DATA »
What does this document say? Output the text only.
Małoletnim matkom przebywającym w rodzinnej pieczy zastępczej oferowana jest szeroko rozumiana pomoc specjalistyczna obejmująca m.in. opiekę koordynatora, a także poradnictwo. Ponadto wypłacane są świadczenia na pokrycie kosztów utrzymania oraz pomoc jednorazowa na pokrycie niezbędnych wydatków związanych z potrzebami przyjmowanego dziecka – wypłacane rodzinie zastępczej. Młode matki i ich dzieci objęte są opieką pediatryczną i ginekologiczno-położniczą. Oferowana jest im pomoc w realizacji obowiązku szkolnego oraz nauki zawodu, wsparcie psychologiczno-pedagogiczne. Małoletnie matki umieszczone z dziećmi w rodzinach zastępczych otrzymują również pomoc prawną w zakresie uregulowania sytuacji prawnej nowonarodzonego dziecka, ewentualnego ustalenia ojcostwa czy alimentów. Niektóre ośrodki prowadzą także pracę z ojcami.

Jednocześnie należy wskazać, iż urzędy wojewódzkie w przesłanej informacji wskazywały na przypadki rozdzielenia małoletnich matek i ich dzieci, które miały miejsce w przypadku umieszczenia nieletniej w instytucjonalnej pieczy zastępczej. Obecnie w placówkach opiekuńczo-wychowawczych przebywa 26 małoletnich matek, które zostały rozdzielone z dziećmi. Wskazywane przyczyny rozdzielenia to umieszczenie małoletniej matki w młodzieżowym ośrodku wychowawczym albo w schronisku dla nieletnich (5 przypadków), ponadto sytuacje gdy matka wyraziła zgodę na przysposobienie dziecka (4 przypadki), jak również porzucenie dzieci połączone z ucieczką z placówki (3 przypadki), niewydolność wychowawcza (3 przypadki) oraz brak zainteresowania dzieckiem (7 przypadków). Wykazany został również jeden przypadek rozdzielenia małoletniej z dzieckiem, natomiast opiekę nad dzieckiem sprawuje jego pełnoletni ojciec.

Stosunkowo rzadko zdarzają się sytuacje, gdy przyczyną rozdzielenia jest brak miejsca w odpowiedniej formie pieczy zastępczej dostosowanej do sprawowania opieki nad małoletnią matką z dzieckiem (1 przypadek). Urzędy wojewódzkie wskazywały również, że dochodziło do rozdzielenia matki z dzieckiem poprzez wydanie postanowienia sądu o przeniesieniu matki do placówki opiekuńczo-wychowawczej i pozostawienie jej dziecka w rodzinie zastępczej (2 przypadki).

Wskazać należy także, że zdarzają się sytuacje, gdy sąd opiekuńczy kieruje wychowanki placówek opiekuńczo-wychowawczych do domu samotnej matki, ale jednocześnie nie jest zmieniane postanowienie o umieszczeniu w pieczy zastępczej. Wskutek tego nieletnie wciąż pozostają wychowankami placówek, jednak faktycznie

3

WHAT IS NEEDED » Return the material exactly as it stands.

TASK RESPONSE »
What does this document say? Output the text only.
Małoletnim matkom przebywającym w rodzinnej pieczy zastępczej oferowana jest szeroko rozumiana pomoc specjalistyczna obejmująca m.in. opiekę koordynatora, a także poradnictwo. Ponadto wypłacane są świadczenia na pokrycie kosztów utrzymania oraz pomoc jednorazowa na pokrycie niezbędnych wydatków związanych z potrzebami przyjmowanego dziecka – wypłacane rodzinie zastępczej. Młode matki i ich dzieci objęte są opieką pediatryczną i ginekologiczno-położniczą. Oferowana jest im pomoc w realizacji obowiązku szkolnego oraz nauki zawodu, wsparcie psychologiczno-pedagogiczne. Małoletnie matki umieszczone z dziećmi w rodzinach zastępczych otrzymują również pomoc prawną w zakresie uregulowania sytuacji prawnej nowonarodzonego dziecka, ewentualnego ustalenia ojcostwa czy alimentów. Niektóre ośrodki prowadzą także pracę z ojcami.

Jednocześnie należy wskazać, iż urzędy wojewódzkie w przesłanej informacji wskazywały na przypadki rozdzielenia małoletnich matek i ich dzieci, które miały miejsce w przypadku umieszczenia nieletniej w instytucjonalnej pieczy zastępczej. Obecnie w placówkach opiekuńczo-wychowawczych przebywa 26 małoletnich matek, które zostały rozdzielone z dziećmi. Wskazywane przyczyny rozdzielenia to umieszczenie małoletniej matki w młodzieżowym ośrodku wychowawczym albo w schronisku dla nieletnich (5 przypadków), ponadto sytuacje gdy matka wyraziła zgodę na przysposobienie dziecka (4 przypadki), jak również porzucenie dzieci połączone z ucieczką z placówki (3 przypadki), niewydolność wychowawcza (3 przypadki) oraz brak zainteresowania dzieckiem (7 przypadków). Wykazany został również jeden przypadek rozdzielenia małoletniej z dzieckiem, natomiast opiekę nad dzieckiem sprawuje jego pełnoletni ojciec.

Stosunkowo rzadko zdarzają się sytuacje, gdy przyczyną rozdzielenia jest brak miejsca w odpowiedniej formie pieczy zastępczej dostosowanej do sprawowania opieki nad małoletnią matką z dzieckiem (1 przypadek). Urzędy wojewódzkie wskazywały również, że dochodziło do rozdzielenia matki z dzieckiem poprzez wydanie postanowienia sądu o przeniesieniu matki do placówki opiekuńczo-wychowawczej i pozostawienie jej dziecka w rodzinie zastępczej (2 przypadki).

Wskazać należy także, że zdarzają się sytuacje, gdy sąd opiekuńczy kieruje wychowanki placówek opiekuńczo-wychowawczych do domu samotnej matki, ale jednocześnie nie jest zmieniane postanowienie o umieszczeniu w pieczy zastępczej. Wskutek tego nieletnie wciąż pozostają wychowankami placówek, jednak faktycznie

3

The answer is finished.